• Short problem
From the listing below, extract every line in which the word "Loire" appears.
=-=-=-=-=
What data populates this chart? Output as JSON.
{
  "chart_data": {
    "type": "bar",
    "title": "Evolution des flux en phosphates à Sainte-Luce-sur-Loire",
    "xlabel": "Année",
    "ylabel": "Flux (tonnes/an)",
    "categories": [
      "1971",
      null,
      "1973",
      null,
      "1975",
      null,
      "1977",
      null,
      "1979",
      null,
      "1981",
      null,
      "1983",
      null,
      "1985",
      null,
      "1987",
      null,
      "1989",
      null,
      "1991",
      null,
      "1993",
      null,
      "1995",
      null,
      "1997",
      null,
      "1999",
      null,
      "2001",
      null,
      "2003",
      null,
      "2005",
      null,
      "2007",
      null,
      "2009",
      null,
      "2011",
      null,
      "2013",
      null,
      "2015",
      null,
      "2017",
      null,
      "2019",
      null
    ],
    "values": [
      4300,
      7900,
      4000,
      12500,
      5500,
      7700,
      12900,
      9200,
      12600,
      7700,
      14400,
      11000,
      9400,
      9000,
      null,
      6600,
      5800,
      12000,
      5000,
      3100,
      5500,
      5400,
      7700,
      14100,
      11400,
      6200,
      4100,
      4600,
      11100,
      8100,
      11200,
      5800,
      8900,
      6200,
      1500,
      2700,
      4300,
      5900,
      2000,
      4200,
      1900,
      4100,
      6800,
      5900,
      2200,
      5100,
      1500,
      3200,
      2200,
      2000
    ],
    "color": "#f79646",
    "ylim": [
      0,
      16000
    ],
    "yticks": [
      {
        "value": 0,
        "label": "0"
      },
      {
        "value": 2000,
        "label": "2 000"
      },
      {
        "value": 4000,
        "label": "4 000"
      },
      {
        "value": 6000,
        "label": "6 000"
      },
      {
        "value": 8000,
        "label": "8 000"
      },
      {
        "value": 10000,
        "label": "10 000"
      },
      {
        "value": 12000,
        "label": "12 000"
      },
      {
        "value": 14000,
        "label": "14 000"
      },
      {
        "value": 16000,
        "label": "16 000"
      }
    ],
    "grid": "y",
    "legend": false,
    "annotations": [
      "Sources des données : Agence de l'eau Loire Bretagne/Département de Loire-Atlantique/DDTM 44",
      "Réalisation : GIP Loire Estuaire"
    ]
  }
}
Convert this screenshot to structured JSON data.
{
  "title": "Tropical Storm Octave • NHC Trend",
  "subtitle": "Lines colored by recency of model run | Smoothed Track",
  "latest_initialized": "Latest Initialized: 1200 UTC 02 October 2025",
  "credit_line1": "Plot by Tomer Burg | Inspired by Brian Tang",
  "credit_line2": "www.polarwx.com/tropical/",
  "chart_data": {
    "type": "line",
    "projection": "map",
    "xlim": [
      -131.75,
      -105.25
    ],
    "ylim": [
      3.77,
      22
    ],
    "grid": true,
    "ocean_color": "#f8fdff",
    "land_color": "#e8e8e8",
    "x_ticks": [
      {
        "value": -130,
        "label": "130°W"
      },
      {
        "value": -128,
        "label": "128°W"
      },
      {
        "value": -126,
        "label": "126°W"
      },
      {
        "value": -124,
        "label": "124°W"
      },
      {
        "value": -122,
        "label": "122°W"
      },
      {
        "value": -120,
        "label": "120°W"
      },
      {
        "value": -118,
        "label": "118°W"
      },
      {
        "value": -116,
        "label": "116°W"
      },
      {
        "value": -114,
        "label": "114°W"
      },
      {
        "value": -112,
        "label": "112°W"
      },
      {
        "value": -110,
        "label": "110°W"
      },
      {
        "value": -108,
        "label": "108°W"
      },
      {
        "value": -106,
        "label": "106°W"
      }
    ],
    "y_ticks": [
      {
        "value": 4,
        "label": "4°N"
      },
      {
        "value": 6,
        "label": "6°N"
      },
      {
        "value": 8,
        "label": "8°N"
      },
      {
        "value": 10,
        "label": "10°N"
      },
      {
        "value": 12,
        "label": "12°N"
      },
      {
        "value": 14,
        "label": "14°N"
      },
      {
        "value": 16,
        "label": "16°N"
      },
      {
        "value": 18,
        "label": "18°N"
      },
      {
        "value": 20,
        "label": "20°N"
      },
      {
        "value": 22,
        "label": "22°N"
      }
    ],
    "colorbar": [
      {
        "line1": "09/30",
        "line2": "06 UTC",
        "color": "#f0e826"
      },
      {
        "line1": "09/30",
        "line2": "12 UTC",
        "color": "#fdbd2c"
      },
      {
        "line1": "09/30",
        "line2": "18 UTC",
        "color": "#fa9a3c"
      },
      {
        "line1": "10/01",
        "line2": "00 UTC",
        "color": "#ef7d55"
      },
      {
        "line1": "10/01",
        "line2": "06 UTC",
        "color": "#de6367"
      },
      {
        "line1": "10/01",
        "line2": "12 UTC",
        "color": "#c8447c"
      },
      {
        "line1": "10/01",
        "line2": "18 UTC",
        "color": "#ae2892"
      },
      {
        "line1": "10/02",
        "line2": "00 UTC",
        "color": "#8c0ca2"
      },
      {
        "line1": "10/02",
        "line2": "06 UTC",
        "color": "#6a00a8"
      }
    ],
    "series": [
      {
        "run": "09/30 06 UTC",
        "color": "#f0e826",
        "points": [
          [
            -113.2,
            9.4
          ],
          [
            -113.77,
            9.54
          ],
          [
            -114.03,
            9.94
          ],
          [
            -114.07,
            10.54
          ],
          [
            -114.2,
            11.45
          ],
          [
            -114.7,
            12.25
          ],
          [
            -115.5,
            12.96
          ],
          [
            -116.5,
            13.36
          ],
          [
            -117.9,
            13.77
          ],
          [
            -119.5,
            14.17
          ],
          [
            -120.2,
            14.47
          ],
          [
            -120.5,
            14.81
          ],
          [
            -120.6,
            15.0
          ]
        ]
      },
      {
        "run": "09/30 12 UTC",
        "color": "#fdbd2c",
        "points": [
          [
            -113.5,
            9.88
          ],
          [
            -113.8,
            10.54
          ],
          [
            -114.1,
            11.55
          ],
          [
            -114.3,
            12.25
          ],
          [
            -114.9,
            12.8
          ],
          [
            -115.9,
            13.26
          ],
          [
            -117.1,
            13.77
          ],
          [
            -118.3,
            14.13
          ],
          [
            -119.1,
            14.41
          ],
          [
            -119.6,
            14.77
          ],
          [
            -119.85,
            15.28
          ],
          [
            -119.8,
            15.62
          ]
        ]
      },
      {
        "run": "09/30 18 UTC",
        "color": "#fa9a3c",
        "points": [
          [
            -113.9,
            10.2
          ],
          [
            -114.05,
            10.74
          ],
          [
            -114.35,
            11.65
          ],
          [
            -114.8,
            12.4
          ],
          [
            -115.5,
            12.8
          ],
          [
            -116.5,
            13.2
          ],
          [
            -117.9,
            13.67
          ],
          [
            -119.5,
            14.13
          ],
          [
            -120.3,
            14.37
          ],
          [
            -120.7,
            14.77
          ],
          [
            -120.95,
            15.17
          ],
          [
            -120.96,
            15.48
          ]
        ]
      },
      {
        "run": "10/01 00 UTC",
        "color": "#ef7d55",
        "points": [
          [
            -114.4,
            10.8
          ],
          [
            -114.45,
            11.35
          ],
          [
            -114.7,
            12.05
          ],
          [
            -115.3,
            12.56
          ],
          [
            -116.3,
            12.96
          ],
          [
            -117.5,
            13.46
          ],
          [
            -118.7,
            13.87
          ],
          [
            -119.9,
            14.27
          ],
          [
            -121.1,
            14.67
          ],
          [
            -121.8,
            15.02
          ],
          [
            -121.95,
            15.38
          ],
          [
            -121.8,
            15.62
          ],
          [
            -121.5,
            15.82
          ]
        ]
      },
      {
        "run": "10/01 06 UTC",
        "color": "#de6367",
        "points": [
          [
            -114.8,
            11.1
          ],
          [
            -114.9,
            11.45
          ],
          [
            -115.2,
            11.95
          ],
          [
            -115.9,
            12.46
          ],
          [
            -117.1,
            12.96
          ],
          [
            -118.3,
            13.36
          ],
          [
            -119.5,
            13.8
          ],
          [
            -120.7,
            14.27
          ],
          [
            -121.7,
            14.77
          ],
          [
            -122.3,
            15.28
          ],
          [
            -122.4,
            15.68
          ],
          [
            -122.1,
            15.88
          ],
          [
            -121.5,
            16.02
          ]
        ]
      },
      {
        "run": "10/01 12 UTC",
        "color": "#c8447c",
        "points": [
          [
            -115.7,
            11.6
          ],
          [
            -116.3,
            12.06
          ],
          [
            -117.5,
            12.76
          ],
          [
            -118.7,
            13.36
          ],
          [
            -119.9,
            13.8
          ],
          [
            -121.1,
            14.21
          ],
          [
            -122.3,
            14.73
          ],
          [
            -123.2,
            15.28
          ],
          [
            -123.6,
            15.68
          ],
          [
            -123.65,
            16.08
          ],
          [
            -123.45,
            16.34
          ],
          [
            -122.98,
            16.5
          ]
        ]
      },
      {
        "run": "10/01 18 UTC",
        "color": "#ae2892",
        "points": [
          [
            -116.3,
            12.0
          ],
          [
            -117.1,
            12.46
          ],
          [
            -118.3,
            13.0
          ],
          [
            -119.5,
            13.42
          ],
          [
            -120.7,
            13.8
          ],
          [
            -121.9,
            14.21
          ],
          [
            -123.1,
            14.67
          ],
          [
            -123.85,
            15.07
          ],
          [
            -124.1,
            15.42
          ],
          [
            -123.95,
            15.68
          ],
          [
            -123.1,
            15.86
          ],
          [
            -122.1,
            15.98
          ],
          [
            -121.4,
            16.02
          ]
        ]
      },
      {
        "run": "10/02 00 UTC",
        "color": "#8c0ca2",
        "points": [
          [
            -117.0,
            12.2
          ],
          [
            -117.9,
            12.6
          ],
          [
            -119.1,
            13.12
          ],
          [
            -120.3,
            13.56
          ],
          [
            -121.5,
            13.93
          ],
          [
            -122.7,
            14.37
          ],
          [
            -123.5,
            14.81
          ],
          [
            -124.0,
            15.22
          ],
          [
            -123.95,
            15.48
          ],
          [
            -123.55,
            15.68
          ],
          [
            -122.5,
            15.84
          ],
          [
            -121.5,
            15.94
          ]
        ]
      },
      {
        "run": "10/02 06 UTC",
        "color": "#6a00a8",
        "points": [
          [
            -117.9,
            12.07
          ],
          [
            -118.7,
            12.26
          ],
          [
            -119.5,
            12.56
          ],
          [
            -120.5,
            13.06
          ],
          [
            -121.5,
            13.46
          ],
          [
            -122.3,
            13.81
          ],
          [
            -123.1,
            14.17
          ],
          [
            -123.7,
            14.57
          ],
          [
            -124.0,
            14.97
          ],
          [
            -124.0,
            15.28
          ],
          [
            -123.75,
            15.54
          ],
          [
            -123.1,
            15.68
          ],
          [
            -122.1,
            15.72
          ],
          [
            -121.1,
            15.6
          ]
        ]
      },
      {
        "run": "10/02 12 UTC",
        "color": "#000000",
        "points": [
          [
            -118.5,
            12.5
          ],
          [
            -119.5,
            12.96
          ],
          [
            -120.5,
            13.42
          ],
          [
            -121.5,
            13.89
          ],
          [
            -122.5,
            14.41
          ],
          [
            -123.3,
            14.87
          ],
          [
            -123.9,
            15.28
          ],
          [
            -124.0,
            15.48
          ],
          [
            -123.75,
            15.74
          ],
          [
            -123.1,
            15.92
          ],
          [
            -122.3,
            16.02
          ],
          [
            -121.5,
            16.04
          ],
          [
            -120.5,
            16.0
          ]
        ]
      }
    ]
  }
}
=-=-=-=-=
• Result of the exercise
    "title": "Evolution des flux en phosphates à Sainte-Luce-sur-Loire",
      "Sources des données : Agence de l'eau Loire Bretagne/Département de Loire-Atlantique/DDTM 44",
      "Réalisation : GIP Loire Estuaire"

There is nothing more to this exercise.